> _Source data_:
--- --- ---

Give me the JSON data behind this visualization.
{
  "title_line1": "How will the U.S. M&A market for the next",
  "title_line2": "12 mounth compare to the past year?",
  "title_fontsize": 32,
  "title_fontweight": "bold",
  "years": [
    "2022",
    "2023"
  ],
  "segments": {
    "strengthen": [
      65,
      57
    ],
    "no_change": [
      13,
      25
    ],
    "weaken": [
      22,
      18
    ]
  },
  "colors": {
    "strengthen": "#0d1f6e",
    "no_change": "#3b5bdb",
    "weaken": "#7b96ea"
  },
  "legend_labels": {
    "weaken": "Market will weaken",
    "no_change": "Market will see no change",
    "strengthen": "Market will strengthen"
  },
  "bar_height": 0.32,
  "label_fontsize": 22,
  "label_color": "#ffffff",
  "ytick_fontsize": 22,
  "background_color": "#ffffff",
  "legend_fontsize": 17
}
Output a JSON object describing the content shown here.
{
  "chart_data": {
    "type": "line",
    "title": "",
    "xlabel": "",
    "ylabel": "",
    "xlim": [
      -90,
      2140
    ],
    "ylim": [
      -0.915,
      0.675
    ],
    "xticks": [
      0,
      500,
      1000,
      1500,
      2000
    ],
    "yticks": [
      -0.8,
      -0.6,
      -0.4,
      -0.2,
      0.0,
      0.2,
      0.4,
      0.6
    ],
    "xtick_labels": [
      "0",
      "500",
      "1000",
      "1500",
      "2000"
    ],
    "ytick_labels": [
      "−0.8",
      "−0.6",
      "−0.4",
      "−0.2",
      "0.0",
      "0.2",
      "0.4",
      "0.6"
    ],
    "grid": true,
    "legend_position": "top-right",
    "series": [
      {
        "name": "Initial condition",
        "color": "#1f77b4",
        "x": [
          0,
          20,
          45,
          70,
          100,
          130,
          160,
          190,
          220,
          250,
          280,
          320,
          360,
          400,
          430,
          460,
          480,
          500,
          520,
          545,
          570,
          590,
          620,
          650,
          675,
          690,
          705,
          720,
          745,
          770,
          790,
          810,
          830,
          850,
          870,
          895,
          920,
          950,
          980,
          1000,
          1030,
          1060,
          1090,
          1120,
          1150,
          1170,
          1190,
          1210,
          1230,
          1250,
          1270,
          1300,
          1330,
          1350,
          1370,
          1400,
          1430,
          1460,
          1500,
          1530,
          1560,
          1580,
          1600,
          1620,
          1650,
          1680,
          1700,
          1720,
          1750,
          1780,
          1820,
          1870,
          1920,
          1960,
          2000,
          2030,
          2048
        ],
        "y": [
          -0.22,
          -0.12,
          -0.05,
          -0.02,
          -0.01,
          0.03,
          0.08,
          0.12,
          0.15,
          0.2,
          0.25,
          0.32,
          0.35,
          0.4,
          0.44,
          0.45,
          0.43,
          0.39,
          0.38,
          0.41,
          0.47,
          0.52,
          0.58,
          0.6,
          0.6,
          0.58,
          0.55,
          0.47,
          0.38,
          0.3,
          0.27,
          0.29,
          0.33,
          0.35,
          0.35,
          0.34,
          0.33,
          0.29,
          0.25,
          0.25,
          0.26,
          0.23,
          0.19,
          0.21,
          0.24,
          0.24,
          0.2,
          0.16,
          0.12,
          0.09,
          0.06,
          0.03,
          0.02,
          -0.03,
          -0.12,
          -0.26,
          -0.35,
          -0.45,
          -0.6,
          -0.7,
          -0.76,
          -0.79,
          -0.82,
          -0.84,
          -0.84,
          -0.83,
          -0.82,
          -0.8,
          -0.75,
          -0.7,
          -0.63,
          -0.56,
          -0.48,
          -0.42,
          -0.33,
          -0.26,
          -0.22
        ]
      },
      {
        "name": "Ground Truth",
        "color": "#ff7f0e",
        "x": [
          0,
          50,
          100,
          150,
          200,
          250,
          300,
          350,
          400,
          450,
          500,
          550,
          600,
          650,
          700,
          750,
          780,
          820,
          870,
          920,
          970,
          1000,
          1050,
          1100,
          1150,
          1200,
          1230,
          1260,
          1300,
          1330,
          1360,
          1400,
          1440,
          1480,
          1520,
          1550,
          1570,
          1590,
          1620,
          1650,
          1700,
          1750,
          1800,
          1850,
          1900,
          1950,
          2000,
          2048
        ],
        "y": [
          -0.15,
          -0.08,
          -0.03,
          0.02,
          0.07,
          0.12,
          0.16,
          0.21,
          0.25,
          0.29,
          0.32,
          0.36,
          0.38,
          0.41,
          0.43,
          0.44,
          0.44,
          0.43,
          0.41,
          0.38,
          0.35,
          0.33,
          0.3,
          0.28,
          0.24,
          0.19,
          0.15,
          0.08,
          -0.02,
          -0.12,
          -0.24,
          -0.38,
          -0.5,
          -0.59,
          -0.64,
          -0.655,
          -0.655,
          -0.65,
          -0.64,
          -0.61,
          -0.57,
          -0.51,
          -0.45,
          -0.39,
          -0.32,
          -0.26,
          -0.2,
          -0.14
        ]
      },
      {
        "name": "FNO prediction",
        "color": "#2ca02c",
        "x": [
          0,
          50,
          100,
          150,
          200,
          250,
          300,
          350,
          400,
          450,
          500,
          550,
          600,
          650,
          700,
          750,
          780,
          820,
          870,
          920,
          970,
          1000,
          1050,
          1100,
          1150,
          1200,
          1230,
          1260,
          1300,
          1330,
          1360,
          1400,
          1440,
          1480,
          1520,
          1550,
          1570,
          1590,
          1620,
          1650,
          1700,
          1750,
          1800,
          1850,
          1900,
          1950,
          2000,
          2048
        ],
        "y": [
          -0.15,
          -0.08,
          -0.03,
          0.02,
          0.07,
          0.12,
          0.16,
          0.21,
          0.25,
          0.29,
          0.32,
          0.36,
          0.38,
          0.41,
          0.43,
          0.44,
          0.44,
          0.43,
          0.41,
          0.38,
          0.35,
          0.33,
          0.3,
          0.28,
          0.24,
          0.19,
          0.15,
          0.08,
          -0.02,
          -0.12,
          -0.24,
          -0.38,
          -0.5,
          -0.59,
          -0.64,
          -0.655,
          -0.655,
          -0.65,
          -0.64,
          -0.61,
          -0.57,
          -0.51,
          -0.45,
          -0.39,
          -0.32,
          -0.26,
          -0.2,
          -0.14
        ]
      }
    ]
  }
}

--- --- ---

> _SHORT EXERCISE_: Which lines hold the word "name"? Show each one.

> _FULL RESPONSE_:
        "name": "Initial condition",
        "name": "Ground Truth",
        "name": "FNO prediction",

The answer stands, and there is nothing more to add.